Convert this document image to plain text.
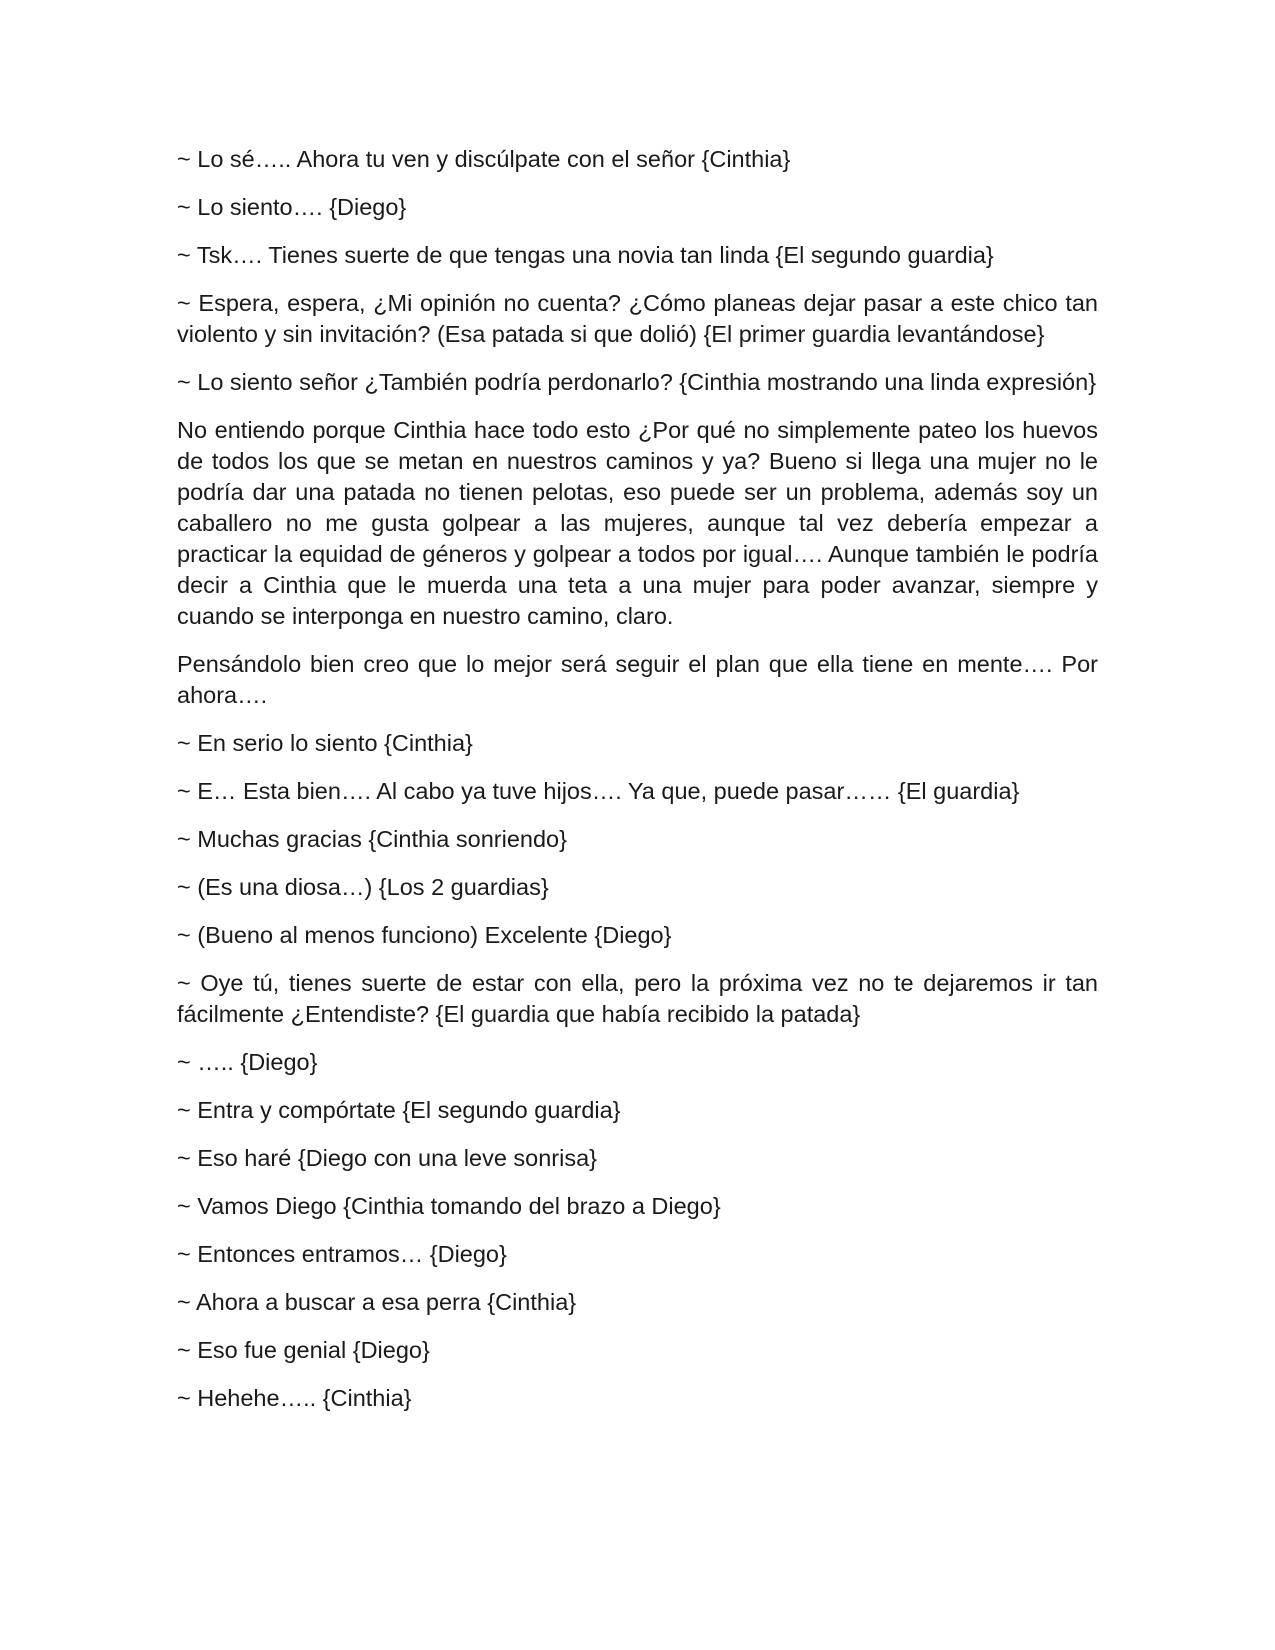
~ Lo sé….. Ahora tu ven y discúlpate con el señor {Cinthia}

~ Lo siento…. {Diego}

~ Tsk…. Tienes suerte de que tengas una novia tan linda {El segundo guardia}

~ Espera, espera, ¿Mi opinión no cuenta? ¿Cómo planeas dejar pasar a este chico tan violento y sin invitación? (Esa patada si que dolió) {El primer guardia levantándose}

~ Lo siento señor ¿También podría perdonarlo? {Cinthia mostrando una linda expresión}

No entiendo porque Cinthia hace todo esto ¿Por qué no simplemente pateo los huevos de todos los que se metan en nuestros caminos y ya? Bueno si llega una mujer no le podría dar una patada no tienen pelotas, eso puede ser un problema, además soy un caballero no me gusta golpear a las mujeres, aunque tal vez debería empezar a practicar la equidad de géneros y golpear a todos por igual…. Aunque también le podría decir a Cinthia que le muerda una teta a una mujer para poder avanzar, siempre y cuando se interponga en nuestro camino, claro.

Pensándolo bien creo que lo mejor será seguir el plan que ella tiene en mente…. Por ahora….

~ En serio lo siento {Cinthia}

~ E… Esta bien…. Al cabo ya tuve hijos…. Ya que, puede pasar…… {El guardia}

~ Muchas gracias {Cinthia sonriendo}

~ (Es una diosa…) {Los 2 guardias}

~ (Bueno al menos funciono) Excelente {Diego}

~ Oye tú, tienes suerte de estar con ella, pero la próxima vez no te dejaremos ir tan fácilmente ¿Entendiste? {El guardia que había recibido la patada}

~ ….. {Diego}

~ Entra y compórtate {El segundo guardia}

~ Eso haré {Diego con una leve sonrisa}

~ Vamos Diego {Cinthia tomando del brazo a Diego}

~ Entonces entramos… {Diego}

~ Ahora a buscar a esa perra {Cinthia}

~ Eso fue genial {Diego}

~ Hehehe….. {Cinthia}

────────────────────────────────────────

Exercise prompt:
Search the listing for the word "Diego". Copy every line in which it occurs.

Response:
~ Lo siento…. {Diego}
~ (Bueno al menos funciono) Excelente {Diego}
~ ….. {Diego}
~ Eso haré {Diego con una leve sonrisa}
~ Vamos Diego {Cinthia tomando del brazo a Diego}
~ Entonces entramos… {Diego}
~ Eso fue genial {Diego}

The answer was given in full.